Task brief — Scan the lines below for the word "country". Copy each line you find it in.

^^^^^^^^^^^^^^^^

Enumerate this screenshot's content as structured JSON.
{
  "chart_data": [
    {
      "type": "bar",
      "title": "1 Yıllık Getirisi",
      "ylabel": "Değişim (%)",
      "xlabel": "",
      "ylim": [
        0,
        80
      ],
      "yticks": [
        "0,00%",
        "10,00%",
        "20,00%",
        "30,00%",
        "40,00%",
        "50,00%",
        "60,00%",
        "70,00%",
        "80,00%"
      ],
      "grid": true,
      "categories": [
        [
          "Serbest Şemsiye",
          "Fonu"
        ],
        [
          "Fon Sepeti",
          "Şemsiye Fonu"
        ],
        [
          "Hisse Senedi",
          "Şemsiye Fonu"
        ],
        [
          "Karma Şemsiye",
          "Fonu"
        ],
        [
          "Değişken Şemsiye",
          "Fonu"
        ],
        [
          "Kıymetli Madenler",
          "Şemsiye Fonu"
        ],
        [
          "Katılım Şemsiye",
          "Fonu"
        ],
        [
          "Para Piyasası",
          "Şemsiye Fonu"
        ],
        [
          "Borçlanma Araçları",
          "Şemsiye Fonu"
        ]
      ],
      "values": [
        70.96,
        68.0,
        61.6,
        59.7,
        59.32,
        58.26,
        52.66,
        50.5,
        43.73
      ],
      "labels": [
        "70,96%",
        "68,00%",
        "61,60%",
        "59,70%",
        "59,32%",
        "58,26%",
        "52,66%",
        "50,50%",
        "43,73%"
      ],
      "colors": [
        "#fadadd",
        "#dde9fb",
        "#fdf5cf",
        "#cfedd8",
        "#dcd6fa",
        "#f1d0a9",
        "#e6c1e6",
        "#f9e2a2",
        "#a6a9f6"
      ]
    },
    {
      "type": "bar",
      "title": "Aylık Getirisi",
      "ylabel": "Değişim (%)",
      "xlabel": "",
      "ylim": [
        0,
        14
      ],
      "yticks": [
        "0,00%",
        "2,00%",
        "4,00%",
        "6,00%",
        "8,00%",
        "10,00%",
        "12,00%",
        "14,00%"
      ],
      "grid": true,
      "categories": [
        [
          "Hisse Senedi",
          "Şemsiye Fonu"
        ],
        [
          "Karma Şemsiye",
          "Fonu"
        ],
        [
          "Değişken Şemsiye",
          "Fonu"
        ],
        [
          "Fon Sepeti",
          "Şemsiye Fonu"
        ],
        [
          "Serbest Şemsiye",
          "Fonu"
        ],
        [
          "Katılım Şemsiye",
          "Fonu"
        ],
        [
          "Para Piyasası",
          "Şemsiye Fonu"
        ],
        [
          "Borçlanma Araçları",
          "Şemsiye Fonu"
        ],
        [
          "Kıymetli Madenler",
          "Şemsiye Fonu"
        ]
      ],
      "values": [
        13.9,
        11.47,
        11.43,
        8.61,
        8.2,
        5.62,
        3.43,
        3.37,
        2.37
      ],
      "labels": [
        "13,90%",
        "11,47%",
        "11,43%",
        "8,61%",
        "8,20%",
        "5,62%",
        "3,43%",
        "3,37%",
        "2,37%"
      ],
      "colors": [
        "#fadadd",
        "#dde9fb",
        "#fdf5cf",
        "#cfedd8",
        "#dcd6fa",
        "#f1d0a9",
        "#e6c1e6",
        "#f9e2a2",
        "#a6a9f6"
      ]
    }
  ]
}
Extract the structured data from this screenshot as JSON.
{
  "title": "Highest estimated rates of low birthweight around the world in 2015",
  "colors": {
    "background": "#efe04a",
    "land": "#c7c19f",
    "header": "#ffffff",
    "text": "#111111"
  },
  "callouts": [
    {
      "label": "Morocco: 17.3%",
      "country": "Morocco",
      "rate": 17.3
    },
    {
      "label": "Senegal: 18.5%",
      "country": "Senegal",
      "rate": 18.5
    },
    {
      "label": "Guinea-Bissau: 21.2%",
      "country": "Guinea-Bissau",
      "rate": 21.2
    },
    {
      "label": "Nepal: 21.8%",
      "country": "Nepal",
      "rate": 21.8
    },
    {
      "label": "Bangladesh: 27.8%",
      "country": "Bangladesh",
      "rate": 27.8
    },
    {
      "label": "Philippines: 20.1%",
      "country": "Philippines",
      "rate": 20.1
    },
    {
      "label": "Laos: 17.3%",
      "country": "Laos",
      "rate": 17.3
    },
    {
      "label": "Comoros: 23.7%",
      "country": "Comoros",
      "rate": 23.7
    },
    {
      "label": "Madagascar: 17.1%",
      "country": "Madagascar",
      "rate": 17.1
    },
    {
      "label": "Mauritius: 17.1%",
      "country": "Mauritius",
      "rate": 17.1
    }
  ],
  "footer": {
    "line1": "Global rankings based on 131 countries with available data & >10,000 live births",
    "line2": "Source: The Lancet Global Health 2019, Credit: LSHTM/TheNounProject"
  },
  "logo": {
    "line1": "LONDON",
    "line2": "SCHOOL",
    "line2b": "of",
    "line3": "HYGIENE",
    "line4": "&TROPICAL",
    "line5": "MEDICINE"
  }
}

^^^^^^^^^^^^^^^^

Response below —
      "country": "Morocco",
      "country": "Senegal",
      "country": "Guinea-Bissau",
      "country": "Nepal",
      "country": "Bangladesh",
      "country": "Philippines",
      "country": "Laos",
      "country": "Comoros",
      "country": "Madagascar",
      "country": "Mauritius",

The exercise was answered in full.